## Exercise aim
Please print the full listing exactly.

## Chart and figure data
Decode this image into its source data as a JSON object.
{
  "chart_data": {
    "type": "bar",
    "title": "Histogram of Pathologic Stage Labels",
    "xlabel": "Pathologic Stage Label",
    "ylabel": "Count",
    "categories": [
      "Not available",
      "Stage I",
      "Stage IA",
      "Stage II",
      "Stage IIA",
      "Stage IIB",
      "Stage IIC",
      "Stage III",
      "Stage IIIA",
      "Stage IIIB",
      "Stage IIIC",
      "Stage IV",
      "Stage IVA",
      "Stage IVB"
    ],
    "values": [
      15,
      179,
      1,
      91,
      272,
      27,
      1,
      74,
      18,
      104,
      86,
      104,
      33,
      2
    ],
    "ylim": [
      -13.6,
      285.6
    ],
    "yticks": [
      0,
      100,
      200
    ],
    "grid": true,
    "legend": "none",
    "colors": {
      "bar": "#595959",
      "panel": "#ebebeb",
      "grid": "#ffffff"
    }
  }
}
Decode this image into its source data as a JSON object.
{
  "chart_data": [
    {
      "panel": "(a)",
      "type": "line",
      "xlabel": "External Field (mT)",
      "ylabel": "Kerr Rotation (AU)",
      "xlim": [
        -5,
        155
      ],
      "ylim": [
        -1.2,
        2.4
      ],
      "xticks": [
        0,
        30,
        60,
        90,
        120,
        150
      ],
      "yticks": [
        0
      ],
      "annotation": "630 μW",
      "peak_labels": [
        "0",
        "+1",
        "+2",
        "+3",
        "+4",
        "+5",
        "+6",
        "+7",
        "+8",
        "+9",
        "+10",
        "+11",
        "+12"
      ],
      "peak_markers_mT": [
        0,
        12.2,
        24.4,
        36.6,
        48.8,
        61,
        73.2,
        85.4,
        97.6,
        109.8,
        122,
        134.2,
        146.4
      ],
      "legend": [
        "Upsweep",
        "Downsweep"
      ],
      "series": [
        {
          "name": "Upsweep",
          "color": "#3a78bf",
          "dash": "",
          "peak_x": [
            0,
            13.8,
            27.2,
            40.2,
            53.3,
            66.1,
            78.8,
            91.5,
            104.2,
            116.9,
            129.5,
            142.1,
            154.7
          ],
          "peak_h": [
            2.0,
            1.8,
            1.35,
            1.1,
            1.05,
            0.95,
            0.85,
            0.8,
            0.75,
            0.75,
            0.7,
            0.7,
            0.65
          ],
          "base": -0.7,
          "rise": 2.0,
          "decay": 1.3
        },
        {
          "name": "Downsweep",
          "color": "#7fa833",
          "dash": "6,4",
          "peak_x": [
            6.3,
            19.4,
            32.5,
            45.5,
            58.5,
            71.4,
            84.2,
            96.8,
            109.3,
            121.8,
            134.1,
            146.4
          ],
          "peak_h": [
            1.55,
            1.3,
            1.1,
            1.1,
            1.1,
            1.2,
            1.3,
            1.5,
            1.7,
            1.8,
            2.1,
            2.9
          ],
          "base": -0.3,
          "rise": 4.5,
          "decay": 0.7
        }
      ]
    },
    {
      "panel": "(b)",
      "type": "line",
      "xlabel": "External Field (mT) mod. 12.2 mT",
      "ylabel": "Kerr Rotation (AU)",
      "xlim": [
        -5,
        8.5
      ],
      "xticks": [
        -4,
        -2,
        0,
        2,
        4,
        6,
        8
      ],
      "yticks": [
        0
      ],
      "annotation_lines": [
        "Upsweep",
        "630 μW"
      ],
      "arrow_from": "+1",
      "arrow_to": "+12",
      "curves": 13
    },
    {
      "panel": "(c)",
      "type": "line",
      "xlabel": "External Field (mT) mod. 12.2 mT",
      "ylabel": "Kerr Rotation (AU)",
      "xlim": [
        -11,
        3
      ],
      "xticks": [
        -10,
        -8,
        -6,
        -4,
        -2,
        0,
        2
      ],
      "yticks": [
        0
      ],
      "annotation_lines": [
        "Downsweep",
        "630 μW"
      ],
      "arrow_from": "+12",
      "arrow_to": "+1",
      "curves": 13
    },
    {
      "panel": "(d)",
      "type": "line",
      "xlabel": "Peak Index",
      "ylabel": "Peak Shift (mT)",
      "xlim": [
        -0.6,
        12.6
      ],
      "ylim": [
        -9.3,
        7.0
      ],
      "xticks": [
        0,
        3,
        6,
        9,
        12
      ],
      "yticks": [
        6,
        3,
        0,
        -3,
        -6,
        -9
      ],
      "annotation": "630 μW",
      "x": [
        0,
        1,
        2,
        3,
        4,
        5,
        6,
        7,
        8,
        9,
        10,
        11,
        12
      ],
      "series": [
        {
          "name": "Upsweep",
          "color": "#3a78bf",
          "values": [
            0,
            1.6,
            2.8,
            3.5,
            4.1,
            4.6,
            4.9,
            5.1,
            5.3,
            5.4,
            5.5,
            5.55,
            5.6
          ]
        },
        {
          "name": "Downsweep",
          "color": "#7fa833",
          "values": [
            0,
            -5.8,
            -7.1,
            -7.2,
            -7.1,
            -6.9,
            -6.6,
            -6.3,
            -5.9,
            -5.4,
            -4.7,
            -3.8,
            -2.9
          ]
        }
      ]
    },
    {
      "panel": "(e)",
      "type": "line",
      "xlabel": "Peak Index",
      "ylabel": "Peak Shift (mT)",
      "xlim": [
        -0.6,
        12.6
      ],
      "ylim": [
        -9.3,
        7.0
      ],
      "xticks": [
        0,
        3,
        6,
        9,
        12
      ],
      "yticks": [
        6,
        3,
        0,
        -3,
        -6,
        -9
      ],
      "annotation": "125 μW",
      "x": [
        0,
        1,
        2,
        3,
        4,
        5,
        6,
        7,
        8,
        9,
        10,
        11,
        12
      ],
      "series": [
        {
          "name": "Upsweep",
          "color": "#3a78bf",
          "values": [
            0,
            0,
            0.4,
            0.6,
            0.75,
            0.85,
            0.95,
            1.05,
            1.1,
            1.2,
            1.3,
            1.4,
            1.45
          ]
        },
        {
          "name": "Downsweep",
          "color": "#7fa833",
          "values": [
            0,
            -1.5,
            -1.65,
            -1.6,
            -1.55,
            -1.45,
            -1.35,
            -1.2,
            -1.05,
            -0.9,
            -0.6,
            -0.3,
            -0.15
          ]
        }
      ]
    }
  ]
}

## Response below
Decode this image into its source data as a JSON object.
{
  "chart_data": {
    "type": "bar",
    "title": "Histogram of Pathologic Stage Labels",
    "xlabel": "Pathologic Stage Label",
    "ylabel": "Count",
    "categories": [
      "Not available",
      "Stage I",
      "Stage IA",
      "Stage II",
      "Stage IIA",
      "Stage IIB",
      "Stage IIC",
      "Stage III",
      "Stage IIIA",
      "Stage IIIB",
      "Stage IIIC",
      "Stage IV",
      "Stage IVA",
      "Stage IVB"
    ],
    "values": [
      15,
      179,
      1,
      91,
      272,
      27,
      1,
      74,
      18,
      104,
      86,
      104,
      33,
      2
    ],
    "ylim": [
      -13.6,
      285.6
    ],
    "yticks": [
      0,
      100,
      200
    ],
    "grid": true,
    "legend": "none",
    "colors": {
      "bar": "#595959",
      "panel": "#ebebeb",
      "grid": "#ffffff"
    }
  }
}
Decode this image into its source data as a JSON object.
{
  "chart_data": [
    {
      "panel": "(a)",
      "type": "line",
      "xlabel": "External Field (mT)",
      "ylabel": "Kerr Rotation (AU)",
      "xlim": [
        -5,
        155
      ],
      "ylim": [
        -1.2,
        2.4
      ],
      "xticks": [
        0,
        30,
        60,
        90,
        120,
        150
      ],
      "yticks": [
        0
      ],
      "annotation": "630 μW",
      "peak_labels": [
        "0",
        "+1",
        "+2",
        "+3",
        "+4",
        "+5",
        "+6",
        "+7",
        "+8",
        "+9",
        "+10",
        "+11",
        "+12"
      ],
      "peak_markers_mT": [
        0,
        12.2,
        24.4,
        36.6,
        48.8,
        61,
        73.2,
        85.4,
        97.6,
        109.8,
        122,
        134.2,
        146.4
      ],
      "legend": [
        "Upsweep",
        "Downsweep"
      ],
      "series": [
        {
          "name": "Upsweep",
          "color": "#3a78bf",
          "dash": "",
          "peak_x": [
            0,
            13.8,
            27.2,
            40.2,
            53.3,
            66.1,
            78.8,
            91.5,
            104.2,
            116.9,
            129.5,
            142.1,
            154.7
          ],
          "peak_h": [
            2.0,
            1.8,
            1.35,
            1.1,
            1.05,
            0.95,
            0.85,
            0.8,
            0.75,
            0.75,
            0.7,
            0.7,
            0.65
          ],
          "base": -0.7,
          "rise": 2.0,
          "decay": 1.3
        },
        {
          "name": "Downsweep",
          "color": "#7fa833",
          "dash": "6,4",
          "peak_x": [
            6.3,
            19.4,
            32.5,
            45.5,
            58.5,
            71.4,
            84.2,
            96.8,
            109.3,
            121.8,
            134.1,
            146.4
          ],
          "peak_h": [
            1.55,
            1.3,
            1.1,
            1.1,
            1.1,
            1.2,
            1.3,
            1.5,
            1.7,
            1.8,
            2.1,
            2.9
          ],
          "base": -0.3,
          "rise": 4.5,
          "decay": 0.7
        }
      ]
    },
    {
      "panel": "(b)",
      "type": "line",
      "xlabel": "External Field (mT) mod. 12.2 mT",
      "ylabel": "Kerr Rotation (AU)",
      "xlim": [
        -5,
        8.5
      ],
      "xticks": [
        -4,
        -2,
        0,
        2,
        4,
        6,
        8
      ],
      "yticks": [
        0
      ],
      "annotation_lines": [
        "Upsweep",
        "630 μW"
      ],
      "arrow_from": "+1",
      "arrow_to": "+12",
      "curves": 13
    },
    {
      "panel": "(c)",
      "type": "line",
      "xlabel": "External Field (mT) mod. 12.2 mT",
      "ylabel": "Kerr Rotation (AU)",
      "xlim": [
        -11,
        3
      ],
      "xticks": [
        -10,
        -8,
        -6,
        -4,
        -2,
        0,
        2
      ],
      "yticks": [
        0
      ],
      "annotation_lines": [
        "Downsweep",
        "630 μW"
      ],
      "arrow_from": "+12",
      "arrow_to": "+1",
      "curves": 13
    },
    {
      "panel": "(d)",
      "type": "line",
      "xlabel": "Peak Index",
      "ylabel": "Peak Shift (mT)",
      "xlim": [
        -0.6,
        12.6
      ],
      "ylim": [
        -9.3,
        7.0
      ],
      "xticks": [
        0,
        3,
        6,
        9,
        12
      ],
      "yticks": [
        6,
        3,
        0,
        -3,
        -6,
        -9
      ],
      "annotation": "630 μW",
      "x": [
        0,
        1,
        2,
        3,
        4,
        5,
        6,
        7,
        8,
        9,
        10,
        11,
        12
      ],
      "series": [
        {
          "name": "Upsweep",
          "color": "#3a78bf",
          "values": [
            0,
            1.6,
            2.8,
            3.5,
            4.1,
            4.6,
            4.9,
            5.1,
            5.3,
            5.4,
            5.5,
            5.55,
            5.6
          ]
        },
        {
          "name": "Downsweep",
          "color": "#7fa833",
          "values": [
            0,
            -5.8,
            -7.1,
            -7.2,
            -7.1,
            -6.9,
            -6.6,
            -6.3,
            -5.9,
            -5.4,
            -4.7,
            -3.8,
            -2.9
          ]
        }
      ]
    },
    {
      "panel": "(e)",
      "type": "line",
      "xlabel": "Peak Index",
      "ylabel": "Peak Shift (mT)",
      "xlim": [
        -0.6,
        12.6
      ],
      "ylim": [
        -9.3,
        7.0
      ],
      "xticks": [
        0,
        3,
        6,
        9,
        12
      ],
      "yticks": [
        6,
        3,
        0,
        -3,
        -6,
        -9
      ],
      "annotation": "125 μW",
      "x": [
        0,
        1,
        2,
        3,
        4,
        5,
        6,
        7,
        8,
        9,
        10,
        11,
        12
      ],
      "series": [
        {
          "name": "Upsweep",
          "color": "#3a78bf",
          "values": [
            0,
            0,
            0.4,
            0.6,
            0.75,
            0.85,
            0.95,
            1.05,
            1.1,
            1.2,
            1.3,
            1.4,
            1.45
          ]
        },
        {
          "name": "Downsweep",
          "color": "#7fa833",
          "values": [
            0,
            -1.5,
            -1.65,
            -1.6,
            -1.55,
            -1.45,
            -1.35,
            -1.2,
            -1.05,
            -0.9,
            -0.6,
            -0.3,
            -0.15
          ]
        }
      ]
    }
  ]
}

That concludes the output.